**Input**
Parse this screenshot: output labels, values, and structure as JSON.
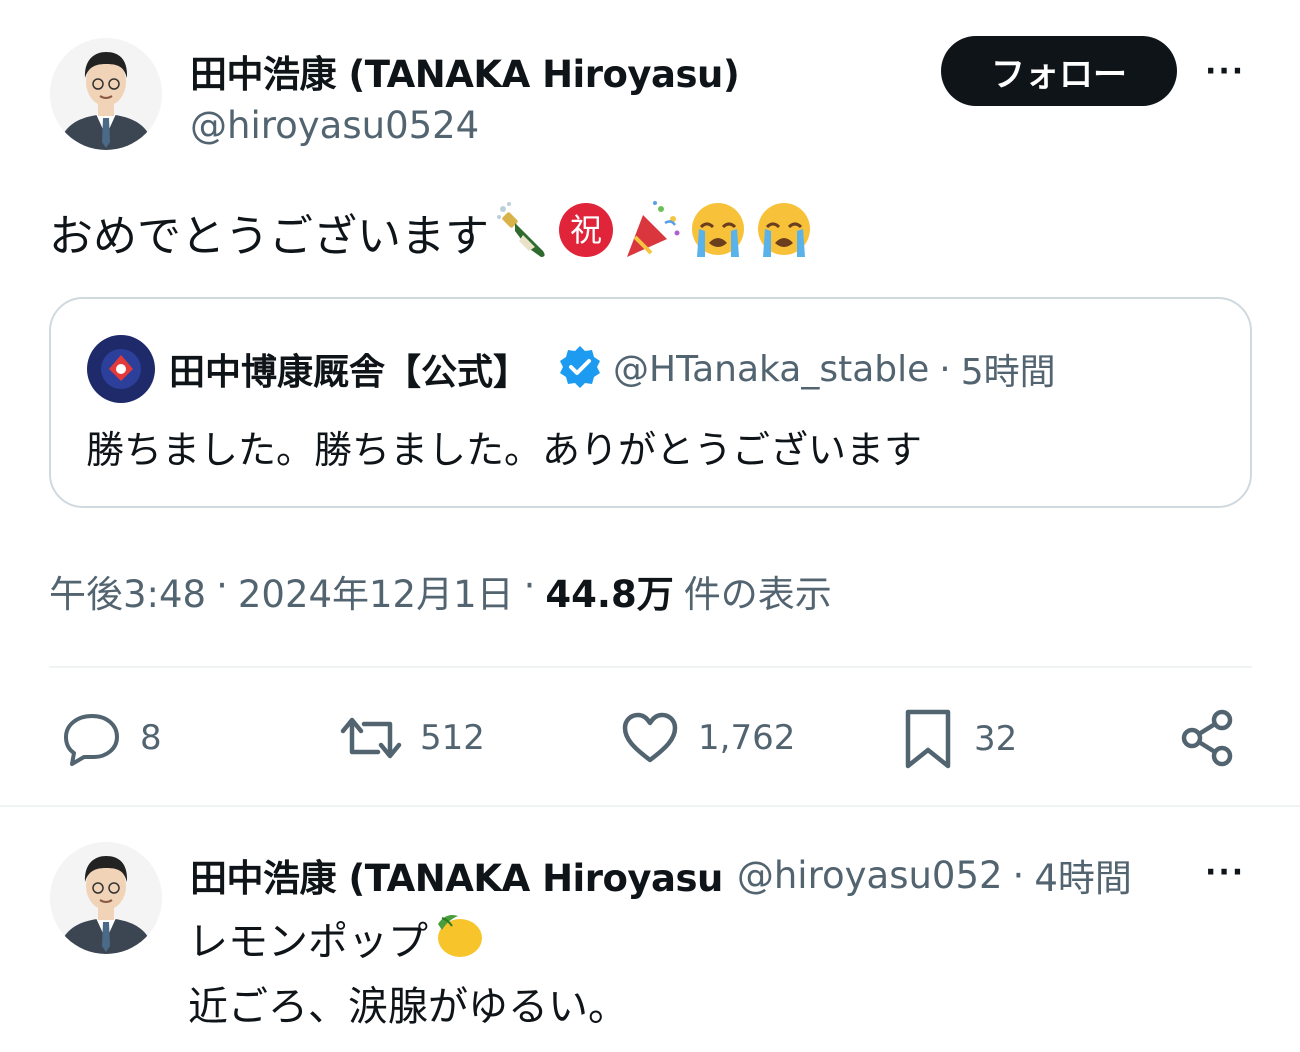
{
  "tweet": {
    "author_name": "田中浩康 (TANAKA Hiroyasu)",
    "author_handle": "@hiroyasu0524",
    "follow_label": "フォロー",
    "more_label": "···",
    "text": "おめでとうございます",
    "emojis": [
      "champagne-bottle",
      "congratulations-ideograph",
      "party-popper",
      "loudly-crying-face",
      "loudly-crying-face"
    ],
    "emoji_ideograph": "祝",
    "time": "午後3:48",
    "date": "2024年12月1日",
    "views_count": "44.8万",
    "views_label": "件の表示",
    "separator": "·"
  },
  "quote": {
    "name": "田中博康厩舎【公式】",
    "handle": "@HTanaka_stable",
    "time": "5時間",
    "separator": "·",
    "text": "勝ちました。勝ちました。ありがとうございます"
  },
  "actions": {
    "replies": "8",
    "retweets": "512",
    "likes": "1,762",
    "bookmarks": "32"
  },
  "reply": {
    "author_name": "田中浩康 (TANAKA Hiroyasu",
    "author_handle": "@hiroyasu052",
    "separator": "·",
    "time": "4時間",
    "more_label": "···",
    "line1": "レモンポップ",
    "line1_emoji": "lemon",
    "line2": "近ごろ、涙腺がゆるい。"
  },
  "colors": {
    "accent_dark": "#0f1419",
    "muted": "#536471",
    "border": "#cfd9de",
    "verified": "#1d9bf0"
  }
}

**Exercise prompt**
Every line is to be duplicated exactly, though pictures stay out.

**Solution**
Parse this screenshot: output labels, values, and structure as JSON.
{
  "tweet": {
    "author_name": "田中浩康 (TANAKA Hiroyasu)",
    "author_handle": "@hiroyasu0524",
    "follow_label": "フォロー",
    "more_label": "···",
    "text": "おめでとうございます",
    "emojis": [
      "champagne-bottle",
      "congratulations-ideograph",
      "party-popper",
      "loudly-crying-face",
      "loudly-crying-face"
    ],
    "emoji_ideograph": "祝",
    "time": "午後3:48",
    "date": "2024年12月1日",
    "views_count": "44.8万",
    "views_label": "件の表示",
    "separator": "·"
  },
  "quote": {
    "name": "田中博康厩舎【公式】",
    "handle": "@HTanaka_stable",
    "time": "5時間",
    "separator": "·",
    "text": "勝ちました。勝ちました。ありがとうございます"
  },
  "actions": {
    "replies": "8",
    "retweets": "512",
    "likes": "1,762",
    "bookmarks": "32"
  },
  "reply": {
    "author_name": "田中浩康 (TANAKA Hiroyasu",
    "author_handle": "@hiroyasu052",
    "separator": "·",
    "time": "4時間",
    "more_label": "···",
    "line1": "レモンポップ",
    "line1_emoji": "lemon",
    "line2": "近ごろ、涙腺がゆるい。"
  },
  "colors": {
    "accent_dark": "#0f1419",
    "muted": "#536471",
    "border": "#cfd9de",
    "verified": "#1d9bf0"
  }
}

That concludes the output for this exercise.